TASK GOAL: Copy every record below exactly as written, but leave out the pictures.

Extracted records
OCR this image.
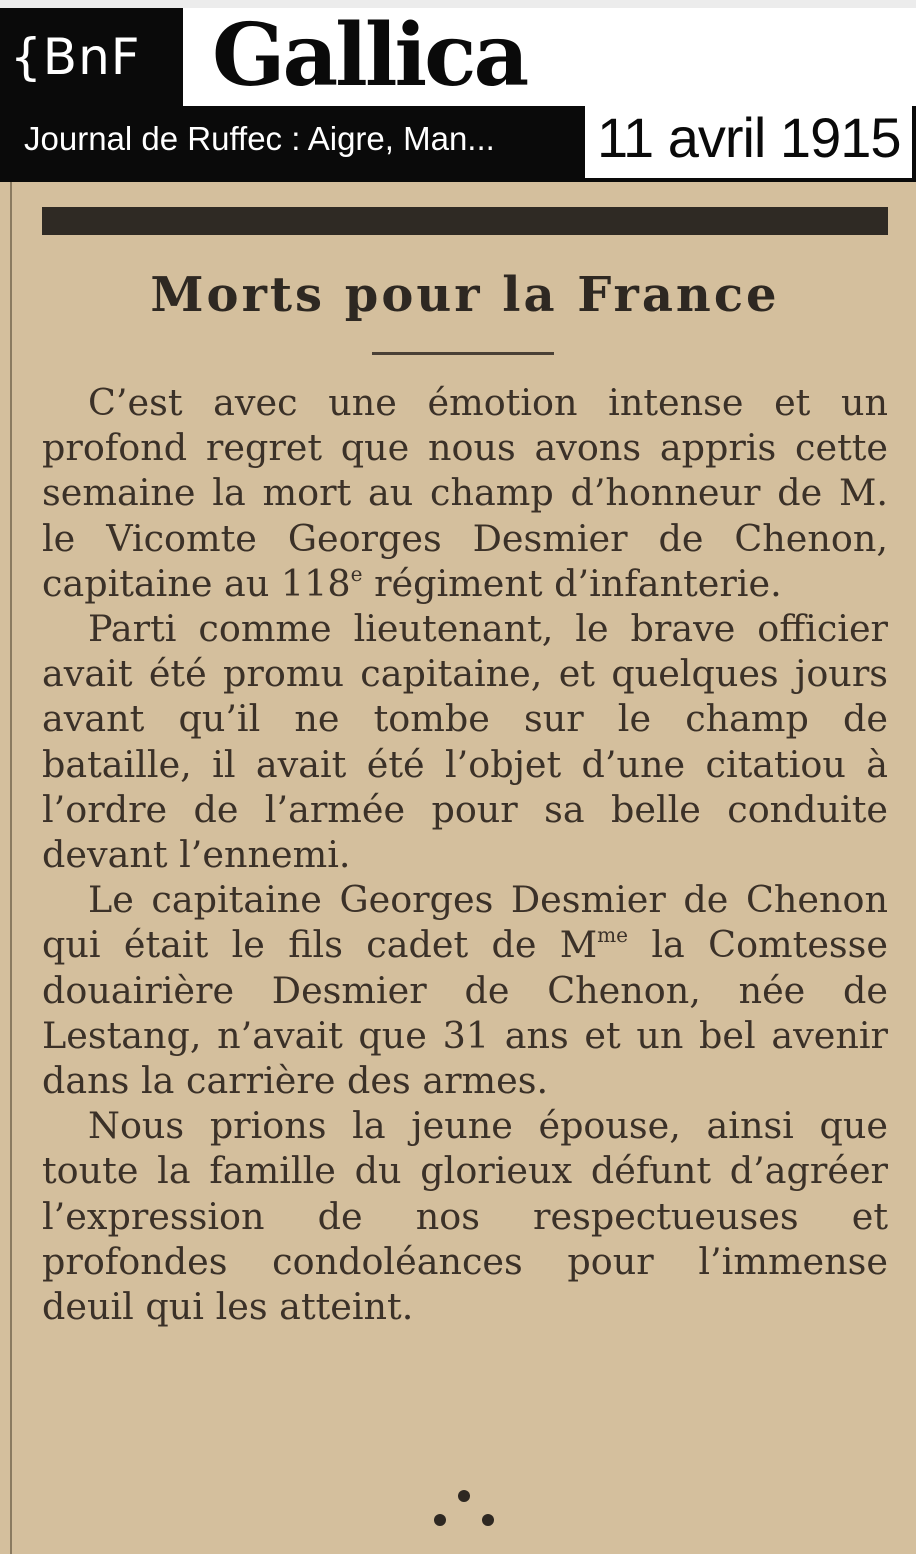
{BnF Gallica
Journal de Ruffec : Aigre, Man...	11 avril 1915
Morts pour la France

C’est avec une émotion intense et un profond regret que nous avons appris cette semaine la mort au champ d’honneur de M. le Vicomte Georges Desmier de Chenon, capitaine au 118e régiment d’infanterie.

Parti comme lieutenant, le brave officier avait été promu capitaine, et quelques jours avant qu’il ne tombe sur le champ de bataille, il avait été l’objet d’une citatiou à l’ordre de l’armée pour sa belle conduite devant l’ennemi.

Le capitaine Georges Desmier de Chenon qui était le fils cadet de $M^{me}$ la Comtesse douairière Desmier de Chenon, née de Lestang, n’avait que 31 ans et un bel avenir dans la carrière des armes.

Nous prions la jeune épouse, ainsi que toute la famille du glorieux défunt d’agréer l’expression de nos respectueuses et profondes condoléances pour l’immense deuil qui les atteint.
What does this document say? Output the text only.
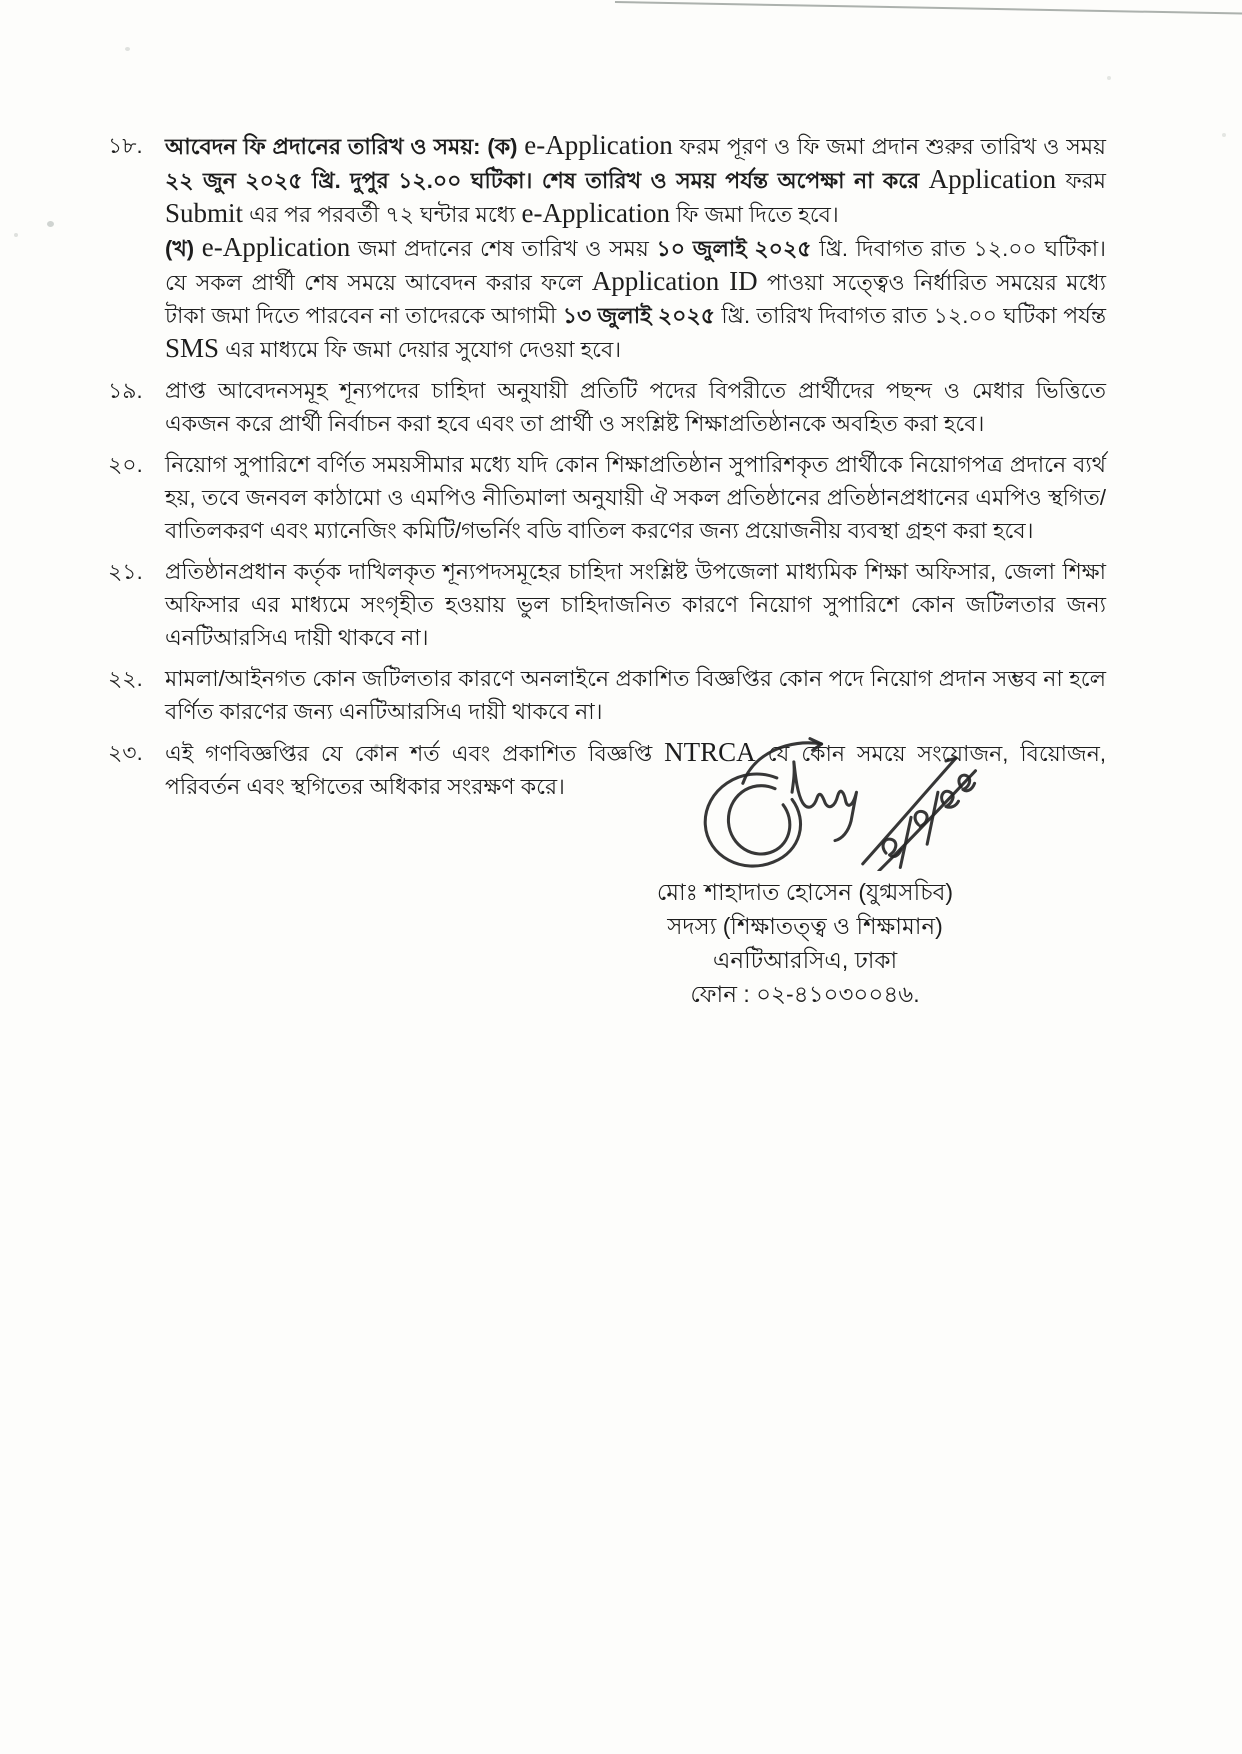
১৮.	আবেদন ফি প্রদানের তারিখ ও সময়: (ক) e-Application ফরম পূরণ ও ফি জমা প্রদান শুরুর তারিখ ও সময় ২২ জুন ২০২৫ খ্রি. দুপুর ১২.০০ ঘটিকা। শেষ তারিখ ও সময় পর্যন্ত অপেক্ষা না করে Application ফরম Submit এর পর পরবর্তী ৭২ ঘন্টার মধ্যে e-Application ফি জমা দিতে হবে।
(খ) e-Application জমা প্রদানের শেষ তারিখ ও সময় ১০ জুলাই ২০২৫ খ্রি. দিবাগত রাত ১২.০০ ঘটিকা। যে সকল প্রার্থী শেষ সময়ে আবেদন করার ফলে Application ID পাওয়া সত্ত্বেও নির্ধারিত সময়ের মধ্যে টাকা জমা দিতে পারবেন না তাদেরকে আগামী ১৩ জুলাই ২০২৫ খ্রি. তারিখ দিবাগত রাত ১২.০০ ঘটিকা পর্যন্ত SMS এর মাধ্যমে ফি জমা দেয়ার সুযোগ দেওয়া হবে।
১৯.	প্রাপ্ত আবেদনসমূহ শূন্যপদের চাহিদা অনুযায়ী প্রতিটি পদের বিপরীতে প্রার্থীদের পছন্দ ও মেধার ভিত্তিতে একজন করে প্রার্থী নির্বাচন করা হবে এবং তা প্রার্থী ও সংশ্লিষ্ট শিক্ষাপ্রতিষ্ঠানকে অবহিত করা হবে।
২০.	নিয়োগ সুপারিশে বর্ণিত সময়সীমার মধ্যে যদি কোন শিক্ষাপ্রতিষ্ঠান সুপারিশকৃত প্রার্থীকে নিয়োগপত্র প্রদানে ব্যর্থ হয়, তবে জনবল কাঠামো ও এমপিও নীতিমালা অনুযায়ী ঐ সকল প্রতিষ্ঠানের প্রতিষ্ঠানপ্রধানের এমপিও স্থগিত/বাতিলকরণ এবং ম্যানেজিং কমিটি/গভর্নিং বডি বাতিল করণের জন্য প্রয়োজনীয় ব্যবস্থা গ্রহণ করা হবে।
২১.	প্রতিষ্ঠানপ্রধান কর্তৃক দাখিলকৃত শূন্যপদসমূহের চাহিদা সংশ্লিষ্ট উপজেলা মাধ্যমিক শিক্ষা অফিসার, জেলা শিক্ষা অফিসার এর মাধ্যমে সংগৃহীত হওয়ায় ভুল চাহিদাজনিত কারণে নিয়োগ সুপারিশে কোন জটিলতার জন্য এনটিআরসিএ দায়ী থাকবে না।
২২.	মামলা/আইনগত কোন জটিলতার কারণে অনলাইনে প্রকাশিত বিজ্ঞপ্তির কোন পদে নিয়োগ প্রদান সম্ভব না হলে বর্ণিত কারণের জন্য এনটিআরসিএ দায়ী থাকবে না।
২৩.	এই গণবিজ্ঞপ্তির যে কোন শর্ত এবং প্রকাশিত বিজ্ঞপ্তি NTRCA যে কোন সময়ে সংযোজন, বিয়োজন, পরিবর্তন এবং স্থগিতের অধিকার সংরক্ষণ করে।
মোঃ শাহাদাত হোসেন (যুগ্মসচিব)
সদস্য (শিক্ষাতত্ত্ব ও শিক্ষামান)
এনটিআরসিএ, ঢাকা
ফোন : ০২-৪১০৩০০৪৬.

TASK ANSWER:
OCR this image.
{BnF Gallica
Journal de Ruffec : Aigre, Man...	11 avril 1915
Morts pour la France

C’est avec une émotion intense et un profond regret que nous avons appris cette semaine la mort au champ d’honneur de M. le Vicomte Georges Desmier de Chenon, capitaine au 118e régiment d’infanterie.

Parti comme lieutenant, le brave officier avait été promu capitaine, et quelques jours avant qu’il ne tombe sur le champ de bataille, il avait été l’objet d’une citatiou à l’ordre de l’armée pour sa belle conduite devant l’ennemi.

Le capitaine Georges Desmier de Chenon qui était le fils cadet de $M^{me}$ la Comtesse douairière Desmier de Chenon, née de Lestang, n’avait que 31 ans et un bel avenir dans la carrière des armes.

Nous prions la jeune épouse, ainsi que toute la famille du glorieux défunt d’agréer l’expression de nos respectueuses et profondes condoléances pour l’immense deuil qui les atteint.
What does this document say? Output the text only.
১৮.	আবেদন ফি প্রদানের তারিখ ও সময়: (ক) e-Application ফরম পূরণ ও ফি জমা প্রদান শুরুর তারিখ ও সময় ২২ জুন ২০২৫ খ্রি. দুপুর ১২.০০ ঘটিকা। শেষ তারিখ ও সময় পর্যন্ত অপেক্ষা না করে Application ফরম Submit এর পর পরবর্তী ৭২ ঘন্টার মধ্যে e-Application ফি জমা দিতে হবে।
(খ) e-Application জমা প্রদানের শেষ তারিখ ও সময় ১০ জুলাই ২০২৫ খ্রি. দিবাগত রাত ১২.০০ ঘটিকা। যে সকল প্রার্থী শেষ সময়ে আবেদন করার ফলে Application ID পাওয়া সত্ত্বেও নির্ধারিত সময়ের মধ্যে টাকা জমা দিতে পারবেন না তাদেরকে আগামী ১৩ জুলাই ২০২৫ খ্রি. তারিখ দিবাগত রাত ১২.০০ ঘটিকা পর্যন্ত SMS এর মাধ্যমে ফি জমা দেয়ার সুযোগ দেওয়া হবে।
১৯.	প্রাপ্ত আবেদনসমূহ শূন্যপদের চাহিদা অনুযায়ী প্রতিটি পদের বিপরীতে প্রার্থীদের পছন্দ ও মেধার ভিত্তিতে একজন করে প্রার্থী নির্বাচন করা হবে এবং তা প্রার্থী ও সংশ্লিষ্ট শিক্ষাপ্রতিষ্ঠানকে অবহিত করা হবে।
২০.	নিয়োগ সুপারিশে বর্ণিত সময়সীমার মধ্যে যদি কোন শিক্ষাপ্রতিষ্ঠান সুপারিশকৃত প্রার্থীকে নিয়োগপত্র প্রদানে ব্যর্থ হয়, তবে জনবল কাঠামো ও এমপিও নীতিমালা অনুযায়ী ঐ সকল প্রতিষ্ঠানের প্রতিষ্ঠানপ্রধানের এমপিও স্থগিত/বাতিলকরণ এবং ম্যানেজিং কমিটি/গভর্নিং বডি বাতিল করণের জন্য প্রয়োজনীয় ব্যবস্থা গ্রহণ করা হবে।
২১.	প্রতিষ্ঠানপ্রধান কর্তৃক দাখিলকৃত শূন্যপদসমূহের চাহিদা সংশ্লিষ্ট উপজেলা মাধ্যমিক শিক্ষা অফিসার, জেলা শিক্ষা অফিসার এর মাধ্যমে সংগৃহীত হওয়ায় ভুল চাহিদাজনিত কারণে নিয়োগ সুপারিশে কোন জটিলতার জন্য এনটিআরসিএ দায়ী থাকবে না।
২২.	মামলা/আইনগত কোন জটিলতার কারণে অনলাইনে প্রকাশিত বিজ্ঞপ্তির কোন পদে নিয়োগ প্রদান সম্ভব না হলে বর্ণিত কারণের জন্য এনটিআরসিএ দায়ী থাকবে না।
২৩.	এই গণবিজ্ঞপ্তির যে কোন শর্ত এবং প্রকাশিত বিজ্ঞপ্তি NTRCA যে কোন সময়ে সংযোজন, বিয়োজন, পরিবর্তন এবং স্থগিতের অধিকার সংরক্ষণ করে।
মোঃ শাহাদাত হোসেন (যুগ্মসচিব)
সদস্য (শিক্ষাতত্ত্ব ও শিক্ষামান)
এনটিআরসিএ, ঢাকা
ফোন : ০২-৪১০৩০০৪৬.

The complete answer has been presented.